What is required: The word "vorübergehend" may appear in some of the lines below. State how many lines contain it, and write only that number.

Available records:
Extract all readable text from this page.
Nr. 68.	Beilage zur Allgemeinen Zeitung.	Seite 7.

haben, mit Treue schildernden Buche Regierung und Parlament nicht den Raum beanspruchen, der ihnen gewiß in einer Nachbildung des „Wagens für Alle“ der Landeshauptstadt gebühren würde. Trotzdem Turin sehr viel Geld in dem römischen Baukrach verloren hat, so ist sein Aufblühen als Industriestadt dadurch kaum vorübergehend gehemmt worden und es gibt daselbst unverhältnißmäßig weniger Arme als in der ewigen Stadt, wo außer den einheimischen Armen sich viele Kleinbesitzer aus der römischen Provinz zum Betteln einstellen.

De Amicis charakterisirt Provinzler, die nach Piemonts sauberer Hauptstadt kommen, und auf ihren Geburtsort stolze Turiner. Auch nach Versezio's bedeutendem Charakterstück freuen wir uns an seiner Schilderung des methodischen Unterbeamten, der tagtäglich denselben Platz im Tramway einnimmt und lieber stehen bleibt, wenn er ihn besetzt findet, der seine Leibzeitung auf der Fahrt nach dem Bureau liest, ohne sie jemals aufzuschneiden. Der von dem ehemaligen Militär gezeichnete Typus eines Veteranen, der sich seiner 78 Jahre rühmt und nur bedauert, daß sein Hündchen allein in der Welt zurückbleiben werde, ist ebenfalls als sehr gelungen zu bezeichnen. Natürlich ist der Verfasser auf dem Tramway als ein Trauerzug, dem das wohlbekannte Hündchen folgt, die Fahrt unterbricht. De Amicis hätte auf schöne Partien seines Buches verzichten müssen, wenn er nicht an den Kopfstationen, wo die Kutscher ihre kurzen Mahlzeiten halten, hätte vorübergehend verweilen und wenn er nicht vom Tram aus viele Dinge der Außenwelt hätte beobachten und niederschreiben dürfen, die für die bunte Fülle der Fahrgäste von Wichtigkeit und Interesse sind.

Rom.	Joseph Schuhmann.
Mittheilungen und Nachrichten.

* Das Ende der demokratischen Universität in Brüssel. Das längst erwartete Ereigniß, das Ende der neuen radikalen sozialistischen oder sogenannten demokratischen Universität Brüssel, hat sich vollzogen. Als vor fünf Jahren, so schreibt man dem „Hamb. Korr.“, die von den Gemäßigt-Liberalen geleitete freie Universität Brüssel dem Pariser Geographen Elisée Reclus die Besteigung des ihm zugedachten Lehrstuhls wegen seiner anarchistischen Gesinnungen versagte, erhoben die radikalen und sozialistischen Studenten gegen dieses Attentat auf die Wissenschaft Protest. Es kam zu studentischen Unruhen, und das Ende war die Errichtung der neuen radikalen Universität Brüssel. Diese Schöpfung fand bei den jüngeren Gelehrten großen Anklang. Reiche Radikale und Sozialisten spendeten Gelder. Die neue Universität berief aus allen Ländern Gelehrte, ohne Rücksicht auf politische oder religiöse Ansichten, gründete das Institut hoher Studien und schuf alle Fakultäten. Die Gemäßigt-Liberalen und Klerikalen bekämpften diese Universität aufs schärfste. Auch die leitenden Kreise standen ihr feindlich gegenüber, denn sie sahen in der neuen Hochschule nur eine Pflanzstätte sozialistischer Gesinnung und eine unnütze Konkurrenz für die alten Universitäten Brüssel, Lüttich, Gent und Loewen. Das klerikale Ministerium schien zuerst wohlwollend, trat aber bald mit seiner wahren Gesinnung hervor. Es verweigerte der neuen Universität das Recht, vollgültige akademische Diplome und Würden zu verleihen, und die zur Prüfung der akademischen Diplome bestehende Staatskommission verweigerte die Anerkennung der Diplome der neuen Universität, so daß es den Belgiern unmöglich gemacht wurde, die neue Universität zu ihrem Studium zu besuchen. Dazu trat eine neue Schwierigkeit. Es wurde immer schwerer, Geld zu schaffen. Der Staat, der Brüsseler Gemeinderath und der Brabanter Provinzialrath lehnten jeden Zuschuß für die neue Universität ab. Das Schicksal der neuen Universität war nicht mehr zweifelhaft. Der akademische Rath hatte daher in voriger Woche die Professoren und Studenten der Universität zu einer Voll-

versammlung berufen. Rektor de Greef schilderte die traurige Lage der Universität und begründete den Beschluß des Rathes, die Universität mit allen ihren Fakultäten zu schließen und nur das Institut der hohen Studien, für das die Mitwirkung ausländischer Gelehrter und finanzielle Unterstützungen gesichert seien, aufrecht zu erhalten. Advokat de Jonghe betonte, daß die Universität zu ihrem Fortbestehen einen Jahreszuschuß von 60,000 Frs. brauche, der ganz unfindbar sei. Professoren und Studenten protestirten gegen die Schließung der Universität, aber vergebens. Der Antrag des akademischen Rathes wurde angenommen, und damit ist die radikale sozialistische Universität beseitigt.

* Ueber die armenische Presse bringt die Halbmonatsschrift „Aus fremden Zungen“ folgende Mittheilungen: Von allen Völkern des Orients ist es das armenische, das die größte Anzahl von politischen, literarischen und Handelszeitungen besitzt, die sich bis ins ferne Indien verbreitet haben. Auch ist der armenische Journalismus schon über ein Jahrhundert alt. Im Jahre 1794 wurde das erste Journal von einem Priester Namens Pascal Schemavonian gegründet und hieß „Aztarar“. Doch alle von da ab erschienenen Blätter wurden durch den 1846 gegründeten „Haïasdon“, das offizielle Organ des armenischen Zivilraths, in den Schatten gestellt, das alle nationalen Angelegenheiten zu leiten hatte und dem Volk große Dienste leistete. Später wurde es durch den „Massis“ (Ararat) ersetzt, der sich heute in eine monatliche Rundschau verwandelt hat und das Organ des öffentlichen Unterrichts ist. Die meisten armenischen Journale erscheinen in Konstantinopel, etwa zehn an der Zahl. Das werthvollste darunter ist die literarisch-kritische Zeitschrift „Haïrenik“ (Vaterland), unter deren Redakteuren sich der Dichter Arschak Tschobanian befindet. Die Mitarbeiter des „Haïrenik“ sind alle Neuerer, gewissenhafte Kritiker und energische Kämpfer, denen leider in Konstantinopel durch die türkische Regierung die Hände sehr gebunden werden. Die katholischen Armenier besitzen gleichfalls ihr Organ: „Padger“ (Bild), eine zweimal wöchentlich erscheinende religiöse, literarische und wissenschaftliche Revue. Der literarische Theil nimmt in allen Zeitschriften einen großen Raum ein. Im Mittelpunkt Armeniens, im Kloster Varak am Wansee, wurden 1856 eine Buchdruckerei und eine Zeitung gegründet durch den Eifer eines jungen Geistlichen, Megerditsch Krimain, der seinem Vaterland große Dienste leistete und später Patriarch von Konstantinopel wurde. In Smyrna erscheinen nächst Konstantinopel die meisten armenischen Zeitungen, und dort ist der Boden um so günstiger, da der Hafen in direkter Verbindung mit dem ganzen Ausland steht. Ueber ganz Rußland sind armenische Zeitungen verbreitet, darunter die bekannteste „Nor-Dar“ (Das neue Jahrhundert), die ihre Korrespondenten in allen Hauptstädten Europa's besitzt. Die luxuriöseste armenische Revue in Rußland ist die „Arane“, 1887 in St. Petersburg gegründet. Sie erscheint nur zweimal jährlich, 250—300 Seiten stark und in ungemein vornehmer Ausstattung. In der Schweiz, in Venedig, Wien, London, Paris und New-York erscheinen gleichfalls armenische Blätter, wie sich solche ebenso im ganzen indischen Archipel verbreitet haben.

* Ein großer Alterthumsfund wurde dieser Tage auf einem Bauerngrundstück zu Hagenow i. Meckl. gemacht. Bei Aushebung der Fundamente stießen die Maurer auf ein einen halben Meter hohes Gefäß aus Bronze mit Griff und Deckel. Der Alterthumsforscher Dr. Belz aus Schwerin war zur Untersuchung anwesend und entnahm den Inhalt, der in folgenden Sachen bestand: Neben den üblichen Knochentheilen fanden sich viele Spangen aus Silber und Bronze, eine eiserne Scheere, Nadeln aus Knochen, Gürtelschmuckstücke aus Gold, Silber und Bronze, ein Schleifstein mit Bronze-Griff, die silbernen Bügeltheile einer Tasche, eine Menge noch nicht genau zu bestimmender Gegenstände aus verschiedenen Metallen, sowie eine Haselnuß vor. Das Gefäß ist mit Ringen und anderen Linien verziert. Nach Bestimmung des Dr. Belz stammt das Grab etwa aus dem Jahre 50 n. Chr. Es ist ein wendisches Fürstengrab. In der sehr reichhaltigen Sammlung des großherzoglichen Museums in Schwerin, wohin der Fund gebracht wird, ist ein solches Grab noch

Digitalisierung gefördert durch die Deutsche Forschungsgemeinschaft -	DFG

Response to the task: 2